## EXERCISE TASK
Reading the listing below, count the lines that contain the word "อตเน" and give that count alone.

▶

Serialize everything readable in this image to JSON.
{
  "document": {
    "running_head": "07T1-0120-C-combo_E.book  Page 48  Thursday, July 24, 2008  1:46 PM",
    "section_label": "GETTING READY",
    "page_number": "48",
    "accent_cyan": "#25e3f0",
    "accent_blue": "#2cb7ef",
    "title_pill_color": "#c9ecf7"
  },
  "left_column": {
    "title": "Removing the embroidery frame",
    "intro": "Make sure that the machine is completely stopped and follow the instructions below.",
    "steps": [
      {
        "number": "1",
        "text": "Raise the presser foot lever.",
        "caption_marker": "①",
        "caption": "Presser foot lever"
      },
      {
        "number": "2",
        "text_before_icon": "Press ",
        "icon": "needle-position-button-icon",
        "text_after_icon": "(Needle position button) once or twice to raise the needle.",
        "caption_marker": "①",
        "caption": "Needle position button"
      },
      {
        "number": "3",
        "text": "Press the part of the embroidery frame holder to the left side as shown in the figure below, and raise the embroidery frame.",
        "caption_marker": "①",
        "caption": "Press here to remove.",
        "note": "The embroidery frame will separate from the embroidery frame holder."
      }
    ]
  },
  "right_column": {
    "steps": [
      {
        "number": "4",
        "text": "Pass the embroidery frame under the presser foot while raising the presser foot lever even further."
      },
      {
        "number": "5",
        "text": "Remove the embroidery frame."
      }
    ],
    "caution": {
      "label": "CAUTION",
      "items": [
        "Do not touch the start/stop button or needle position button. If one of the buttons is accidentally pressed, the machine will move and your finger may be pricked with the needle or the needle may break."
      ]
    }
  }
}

◀
▶

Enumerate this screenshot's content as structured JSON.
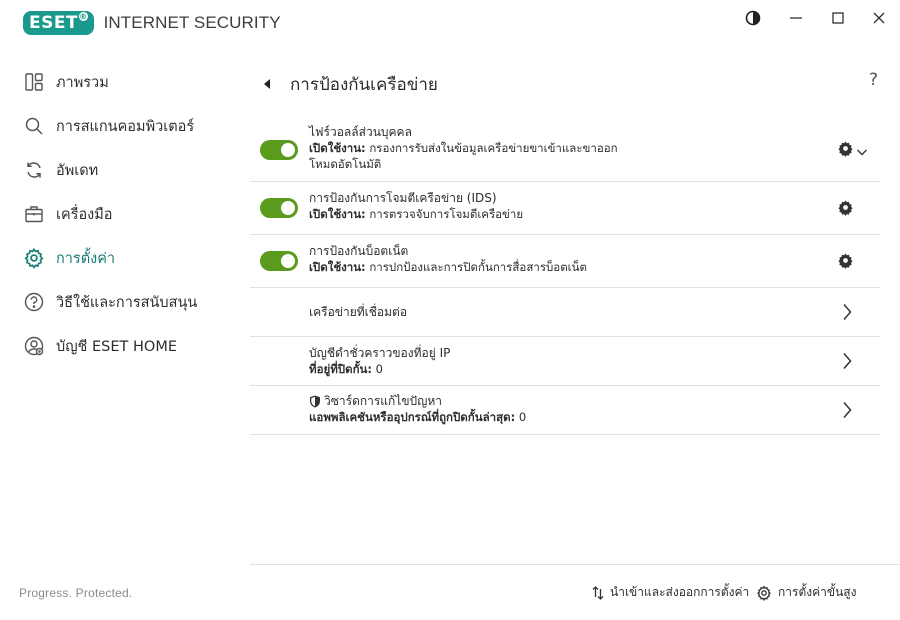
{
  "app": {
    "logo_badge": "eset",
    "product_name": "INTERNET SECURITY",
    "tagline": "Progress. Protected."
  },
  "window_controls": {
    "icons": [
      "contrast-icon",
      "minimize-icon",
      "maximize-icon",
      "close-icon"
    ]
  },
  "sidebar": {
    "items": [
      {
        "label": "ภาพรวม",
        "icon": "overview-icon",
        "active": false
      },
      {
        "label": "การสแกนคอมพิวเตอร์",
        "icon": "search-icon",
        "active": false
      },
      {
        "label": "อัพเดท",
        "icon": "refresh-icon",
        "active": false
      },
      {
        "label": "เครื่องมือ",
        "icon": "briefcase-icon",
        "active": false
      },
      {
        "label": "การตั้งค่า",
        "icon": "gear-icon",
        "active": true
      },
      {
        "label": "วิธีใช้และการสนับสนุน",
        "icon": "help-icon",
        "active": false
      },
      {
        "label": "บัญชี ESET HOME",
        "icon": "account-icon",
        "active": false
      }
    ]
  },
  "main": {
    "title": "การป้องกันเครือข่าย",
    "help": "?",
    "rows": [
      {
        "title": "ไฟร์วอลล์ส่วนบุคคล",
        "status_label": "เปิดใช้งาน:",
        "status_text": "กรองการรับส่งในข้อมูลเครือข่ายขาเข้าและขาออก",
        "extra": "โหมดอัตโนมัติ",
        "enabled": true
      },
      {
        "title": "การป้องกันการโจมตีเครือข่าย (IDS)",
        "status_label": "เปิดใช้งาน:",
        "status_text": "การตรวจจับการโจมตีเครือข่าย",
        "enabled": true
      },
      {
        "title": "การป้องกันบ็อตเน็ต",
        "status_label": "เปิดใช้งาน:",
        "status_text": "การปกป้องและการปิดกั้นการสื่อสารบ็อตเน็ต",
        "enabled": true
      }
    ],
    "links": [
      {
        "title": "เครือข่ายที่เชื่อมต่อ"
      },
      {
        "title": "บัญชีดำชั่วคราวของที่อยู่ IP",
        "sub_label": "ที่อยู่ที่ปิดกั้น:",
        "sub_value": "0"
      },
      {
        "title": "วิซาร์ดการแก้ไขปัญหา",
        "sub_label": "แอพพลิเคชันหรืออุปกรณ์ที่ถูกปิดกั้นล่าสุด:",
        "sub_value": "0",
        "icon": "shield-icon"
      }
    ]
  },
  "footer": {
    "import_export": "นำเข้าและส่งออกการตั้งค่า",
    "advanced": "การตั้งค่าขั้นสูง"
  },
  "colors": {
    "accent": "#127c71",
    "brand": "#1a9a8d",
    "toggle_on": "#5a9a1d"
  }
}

◀
▶

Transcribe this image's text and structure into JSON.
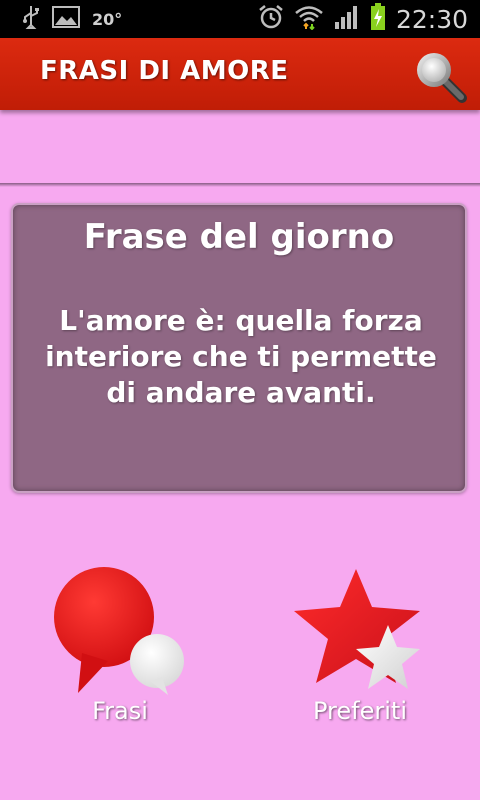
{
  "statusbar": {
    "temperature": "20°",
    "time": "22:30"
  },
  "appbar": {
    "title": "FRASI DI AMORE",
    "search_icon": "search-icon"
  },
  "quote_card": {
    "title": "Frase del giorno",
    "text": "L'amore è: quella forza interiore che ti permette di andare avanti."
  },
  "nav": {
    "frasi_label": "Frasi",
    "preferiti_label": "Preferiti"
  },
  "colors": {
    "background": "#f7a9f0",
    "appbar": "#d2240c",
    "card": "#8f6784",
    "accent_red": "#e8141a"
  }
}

◀

## CORRECT RESULT
2